== DATASET RECORDS ==

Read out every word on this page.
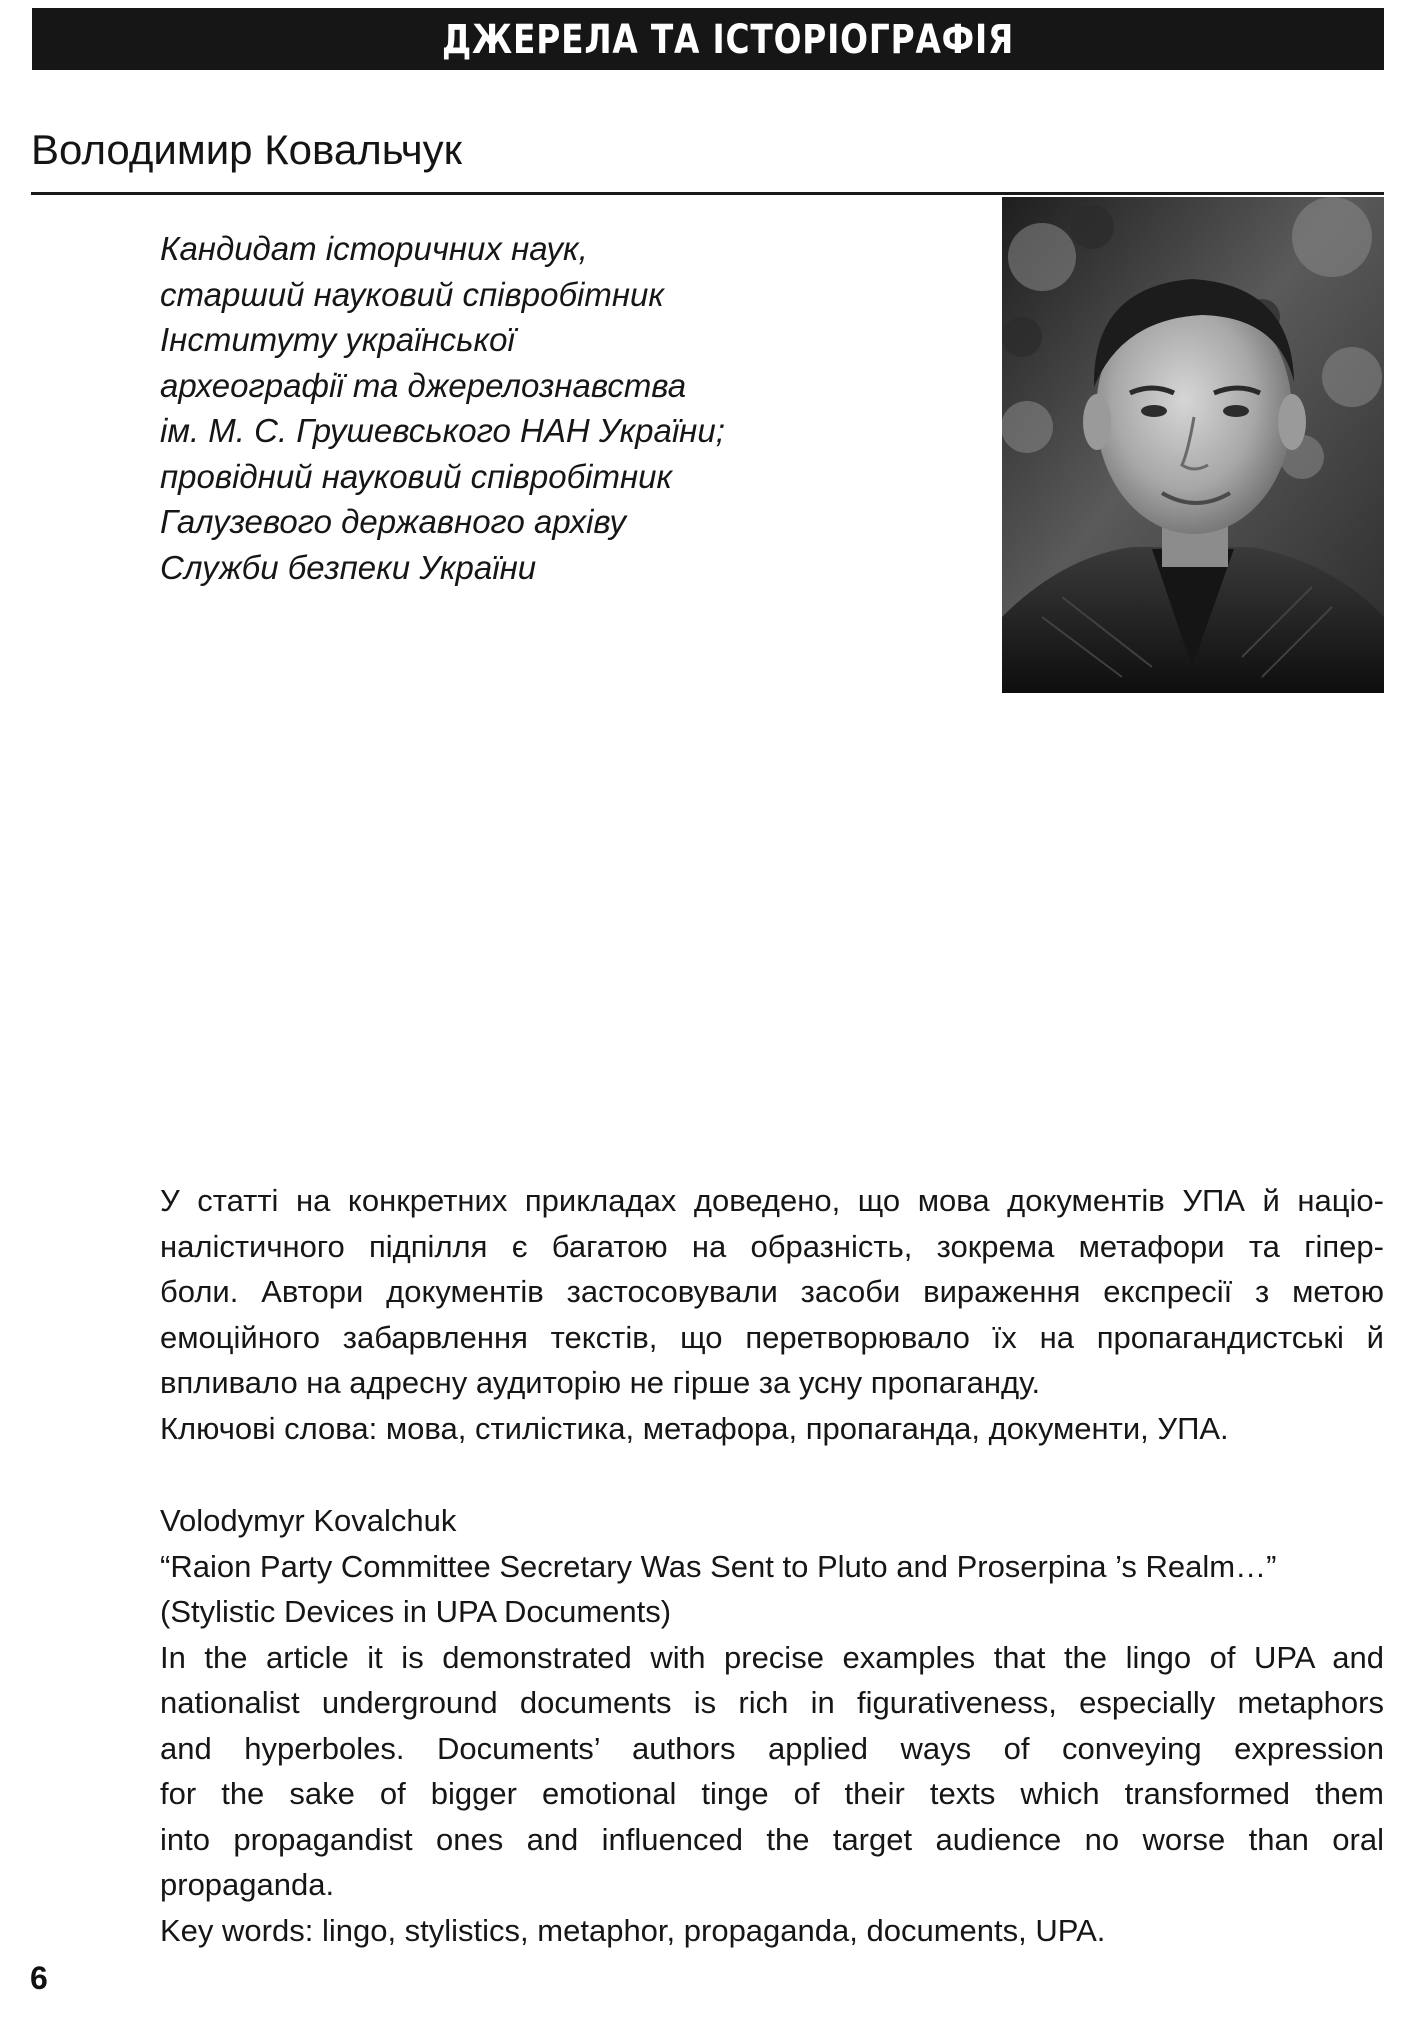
ДЖЕРЕЛА ТА ІСТОРІОГРАФІЯ
Володимир Ковальчук
Кандидат історичних наук,
старший науковий співробітник
Інституту української
археографії та джерелознавства
ім. М. С. Грушевського НАН України;
провідний науковий співробітник
Галузевого державного архіву
Служби безпеки України
У статті на конкретних прикладах доведено, що мова документів УПА й націо-
налістичного підпілля є багатою на образність, зокрема метафори та гіпер-
боли. Автори документів застосовували засоби вираження експресії з метою
емоційного забарвлення текстів, що перетворювало їх на пропагандистські й
впливало на адресну аудиторію не гірше за усну пропаганду.
Ключові слова: мова, стилістика, метафора, пропаганда, документи, УПА.
Volodymyr Kovalchuk
“Raion Party Committee Secretary Was Sent to Pluto and Proserpina ’s Realm…”
(Stylistic Devices in UPA Documents)
In the article it is demonstrated with precise examples that the lingo of UPA and
nationalist underground documents is rich in figurativeness, especially metaphors
and hyperboles. Documents’ authors applied ways of conveying expression
for the sake of bigger emotional tinge of their texts which transformed them
into propagandist ones and influenced the target audience no worse than oral
propaganda.
Key words: lingo, stylistics, metaphor, propaganda, documents, UPA.

6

===

■ EXERCISE DETAILS ■
Transcribe the records word for word and include no pictures.

■ RESPONSE TO THIS TASK ■
Read out every word on this page.
ДЖЕРЕЛА ТА ІСТОРІОГРАФІЯ
Володимир Ковальчук
Кандидат історичних наук,
старший науковий співробітник
Інституту української
археографії та джерелознавства
ім. М. С. Грушевського НАН України;
провідний науковий співробітник
Галузевого державного архіву
Служби безпеки України
У статті на конкретних прикладах доведено, що мова документів УПА й націо-
налістичного підпілля є багатою на образність, зокрема метафори та гіпер-
боли. Автори документів застосовували засоби вираження експресії з метою
емоційного забарвлення текстів, що перетворювало їх на пропагандистські й
впливало на адресну аудиторію не гірше за усну пропаганду.
Ключові слова: мова, стилістика, метафора, пропаганда, документи, УПА.
Volodymyr Kovalchuk
“Raion Party Committee Secretary Was Sent to Pluto and Proserpina ’s Realm…”
(Stylistic Devices in UPA Documents)
In the article it is demonstrated with precise examples that the lingo of UPA and
nationalist underground documents is rich in figurativeness, especially metaphors
and hyperboles. Documents’ authors applied ways of conveying expression
for the sake of bigger emotional tinge of their texts which transformed them
into propagandist ones and influenced the target audience no worse than oral
propaganda.
Key words: lingo, stylistics, metaphor, propaganda, documents, UPA.

6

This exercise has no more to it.